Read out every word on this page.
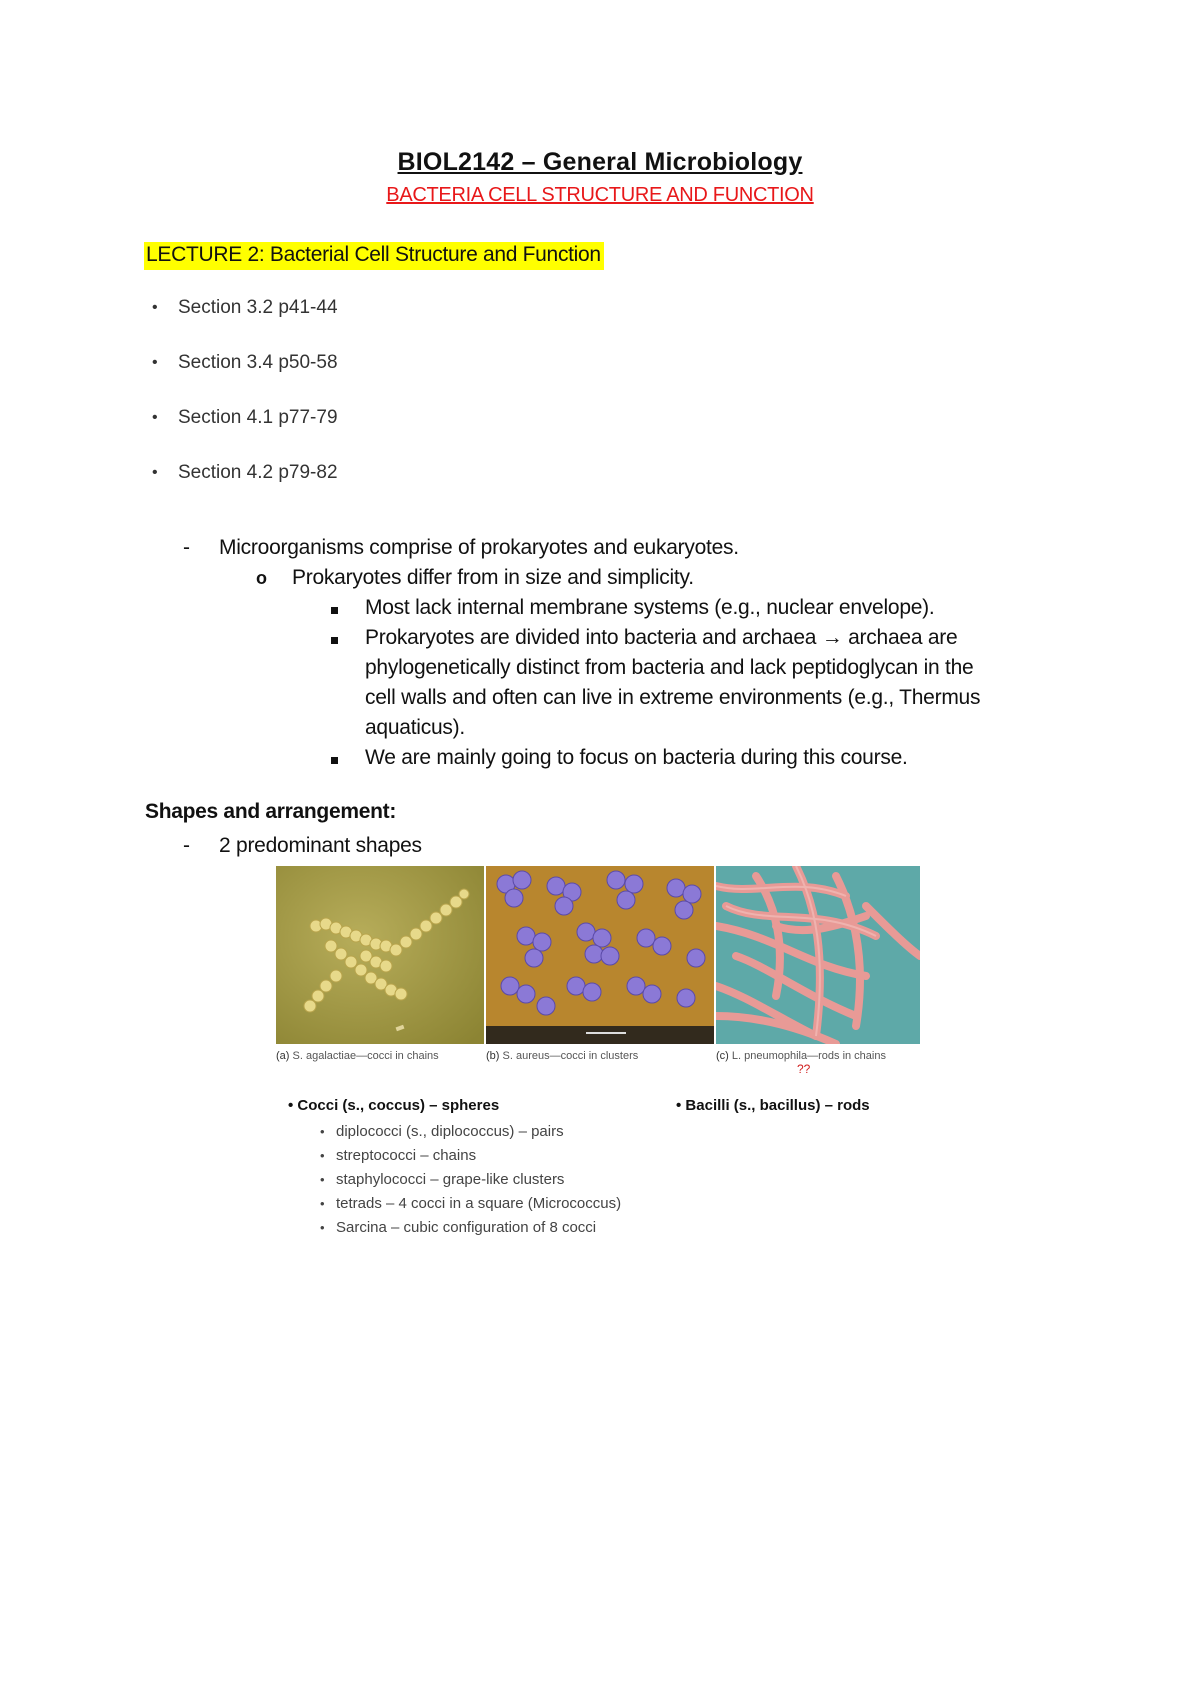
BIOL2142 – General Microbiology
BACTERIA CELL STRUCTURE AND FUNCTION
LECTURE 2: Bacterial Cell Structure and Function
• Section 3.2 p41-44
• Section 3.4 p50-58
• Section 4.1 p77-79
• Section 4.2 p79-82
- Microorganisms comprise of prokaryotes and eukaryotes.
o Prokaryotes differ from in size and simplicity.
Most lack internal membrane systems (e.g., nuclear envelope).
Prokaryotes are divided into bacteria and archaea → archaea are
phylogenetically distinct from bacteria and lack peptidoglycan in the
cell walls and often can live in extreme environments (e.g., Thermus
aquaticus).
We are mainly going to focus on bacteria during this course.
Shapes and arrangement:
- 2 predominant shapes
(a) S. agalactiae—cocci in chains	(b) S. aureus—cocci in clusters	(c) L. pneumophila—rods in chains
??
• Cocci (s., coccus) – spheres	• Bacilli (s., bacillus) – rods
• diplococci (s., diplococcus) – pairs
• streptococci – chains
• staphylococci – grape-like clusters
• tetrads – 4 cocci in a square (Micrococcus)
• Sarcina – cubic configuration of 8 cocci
◆ ◆ ◆ ◆ ◆
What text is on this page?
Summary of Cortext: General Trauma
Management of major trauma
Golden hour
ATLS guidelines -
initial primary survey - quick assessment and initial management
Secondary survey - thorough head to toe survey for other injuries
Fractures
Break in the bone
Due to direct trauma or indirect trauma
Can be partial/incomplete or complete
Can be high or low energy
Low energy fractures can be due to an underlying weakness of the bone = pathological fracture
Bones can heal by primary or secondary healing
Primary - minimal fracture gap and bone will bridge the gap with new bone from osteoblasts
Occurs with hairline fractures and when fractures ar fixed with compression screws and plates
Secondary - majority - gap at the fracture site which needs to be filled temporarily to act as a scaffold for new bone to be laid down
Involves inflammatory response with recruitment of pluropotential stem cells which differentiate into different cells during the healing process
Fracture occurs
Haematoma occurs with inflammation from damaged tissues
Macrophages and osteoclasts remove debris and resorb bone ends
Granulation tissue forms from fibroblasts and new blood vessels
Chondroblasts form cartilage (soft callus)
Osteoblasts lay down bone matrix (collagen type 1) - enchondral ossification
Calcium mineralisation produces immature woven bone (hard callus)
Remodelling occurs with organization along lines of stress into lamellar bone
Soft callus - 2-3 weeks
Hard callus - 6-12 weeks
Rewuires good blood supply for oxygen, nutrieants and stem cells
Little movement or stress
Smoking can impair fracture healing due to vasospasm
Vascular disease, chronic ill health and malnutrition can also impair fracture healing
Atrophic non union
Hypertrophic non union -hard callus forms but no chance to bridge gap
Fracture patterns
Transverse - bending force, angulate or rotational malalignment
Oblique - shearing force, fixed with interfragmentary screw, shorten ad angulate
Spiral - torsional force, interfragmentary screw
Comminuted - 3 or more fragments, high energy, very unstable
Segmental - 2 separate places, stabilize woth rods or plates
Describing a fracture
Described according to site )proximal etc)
◆ ◆ ◆ ◆ ◆
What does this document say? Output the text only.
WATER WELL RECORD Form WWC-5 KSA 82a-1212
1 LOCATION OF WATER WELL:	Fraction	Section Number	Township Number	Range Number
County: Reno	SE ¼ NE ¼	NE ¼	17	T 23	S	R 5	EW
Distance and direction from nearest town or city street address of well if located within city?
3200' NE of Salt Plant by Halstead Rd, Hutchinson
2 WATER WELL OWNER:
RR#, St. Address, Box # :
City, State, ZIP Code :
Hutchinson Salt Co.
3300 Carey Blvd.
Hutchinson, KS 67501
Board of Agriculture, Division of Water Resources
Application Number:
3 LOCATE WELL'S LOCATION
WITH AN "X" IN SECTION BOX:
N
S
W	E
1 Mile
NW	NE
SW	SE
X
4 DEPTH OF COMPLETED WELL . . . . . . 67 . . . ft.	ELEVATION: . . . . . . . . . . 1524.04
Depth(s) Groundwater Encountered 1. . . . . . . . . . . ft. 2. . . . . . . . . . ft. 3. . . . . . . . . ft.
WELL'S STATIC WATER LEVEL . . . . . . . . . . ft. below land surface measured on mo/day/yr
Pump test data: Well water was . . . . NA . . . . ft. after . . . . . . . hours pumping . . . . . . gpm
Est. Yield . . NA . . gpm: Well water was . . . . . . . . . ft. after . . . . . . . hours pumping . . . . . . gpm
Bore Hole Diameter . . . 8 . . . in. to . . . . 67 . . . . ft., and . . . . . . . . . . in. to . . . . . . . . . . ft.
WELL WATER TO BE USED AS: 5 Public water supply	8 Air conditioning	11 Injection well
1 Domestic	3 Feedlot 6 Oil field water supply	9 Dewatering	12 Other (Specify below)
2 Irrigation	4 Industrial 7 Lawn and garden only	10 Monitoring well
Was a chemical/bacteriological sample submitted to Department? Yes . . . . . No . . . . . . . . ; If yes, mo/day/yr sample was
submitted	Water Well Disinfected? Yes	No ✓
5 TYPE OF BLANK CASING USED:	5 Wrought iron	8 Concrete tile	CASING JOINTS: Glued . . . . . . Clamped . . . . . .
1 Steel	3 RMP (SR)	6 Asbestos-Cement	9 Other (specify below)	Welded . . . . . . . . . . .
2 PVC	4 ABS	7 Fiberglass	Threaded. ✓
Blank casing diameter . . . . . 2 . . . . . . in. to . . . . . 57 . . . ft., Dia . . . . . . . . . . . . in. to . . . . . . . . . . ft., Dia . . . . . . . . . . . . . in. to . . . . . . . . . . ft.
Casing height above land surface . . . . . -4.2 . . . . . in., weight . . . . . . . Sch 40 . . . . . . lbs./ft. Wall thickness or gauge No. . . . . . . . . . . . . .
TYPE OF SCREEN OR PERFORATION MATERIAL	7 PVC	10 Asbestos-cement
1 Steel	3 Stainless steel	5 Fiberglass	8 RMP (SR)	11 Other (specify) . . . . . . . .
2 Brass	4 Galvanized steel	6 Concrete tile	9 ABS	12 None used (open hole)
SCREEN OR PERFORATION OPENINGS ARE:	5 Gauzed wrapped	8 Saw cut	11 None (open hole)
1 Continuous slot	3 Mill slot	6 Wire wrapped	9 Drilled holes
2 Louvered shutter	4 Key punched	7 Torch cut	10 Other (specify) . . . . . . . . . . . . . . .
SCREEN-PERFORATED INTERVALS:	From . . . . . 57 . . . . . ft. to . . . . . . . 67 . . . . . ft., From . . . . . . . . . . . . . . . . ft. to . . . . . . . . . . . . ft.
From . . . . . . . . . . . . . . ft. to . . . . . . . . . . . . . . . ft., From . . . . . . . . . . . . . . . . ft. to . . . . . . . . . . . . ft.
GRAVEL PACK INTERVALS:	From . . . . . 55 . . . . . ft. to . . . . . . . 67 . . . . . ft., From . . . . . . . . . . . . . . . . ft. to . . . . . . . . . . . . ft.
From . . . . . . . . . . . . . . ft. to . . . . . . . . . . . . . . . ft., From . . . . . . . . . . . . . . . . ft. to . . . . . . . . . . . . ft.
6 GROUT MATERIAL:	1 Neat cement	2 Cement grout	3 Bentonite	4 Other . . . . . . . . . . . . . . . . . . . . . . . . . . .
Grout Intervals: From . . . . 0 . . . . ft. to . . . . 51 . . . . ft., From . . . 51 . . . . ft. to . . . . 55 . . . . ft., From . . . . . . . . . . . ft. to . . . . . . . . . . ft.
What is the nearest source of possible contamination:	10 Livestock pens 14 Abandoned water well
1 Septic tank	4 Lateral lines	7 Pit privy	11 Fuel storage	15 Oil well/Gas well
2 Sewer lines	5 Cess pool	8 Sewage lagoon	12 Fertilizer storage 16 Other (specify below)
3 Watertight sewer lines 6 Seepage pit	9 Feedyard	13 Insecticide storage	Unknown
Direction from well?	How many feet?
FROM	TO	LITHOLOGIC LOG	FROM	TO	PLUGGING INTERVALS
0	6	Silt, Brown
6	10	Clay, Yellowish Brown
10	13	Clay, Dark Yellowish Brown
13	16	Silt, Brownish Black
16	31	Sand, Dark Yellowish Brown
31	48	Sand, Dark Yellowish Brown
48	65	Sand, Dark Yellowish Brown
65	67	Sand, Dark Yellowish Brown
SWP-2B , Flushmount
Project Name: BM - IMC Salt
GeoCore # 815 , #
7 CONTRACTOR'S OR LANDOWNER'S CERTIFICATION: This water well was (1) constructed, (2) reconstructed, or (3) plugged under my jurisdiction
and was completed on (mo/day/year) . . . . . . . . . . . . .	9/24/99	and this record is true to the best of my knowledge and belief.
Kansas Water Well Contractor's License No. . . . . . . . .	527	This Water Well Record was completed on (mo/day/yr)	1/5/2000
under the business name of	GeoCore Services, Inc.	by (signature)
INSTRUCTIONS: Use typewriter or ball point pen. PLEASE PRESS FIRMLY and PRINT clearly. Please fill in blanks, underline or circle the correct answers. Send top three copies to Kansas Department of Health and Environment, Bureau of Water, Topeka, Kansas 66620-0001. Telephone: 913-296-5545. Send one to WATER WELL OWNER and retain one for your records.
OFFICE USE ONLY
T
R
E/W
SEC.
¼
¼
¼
◆ ◆ ◆ ◆ ◆
> Required action:
Where does the string "impair" appear in the records above? Show every line that holds it.

> Output for this task:
Smoking can impair fracture healing due to vasospasm
Vascular disease, chronic ill health and malnutrition can also impair fracture healing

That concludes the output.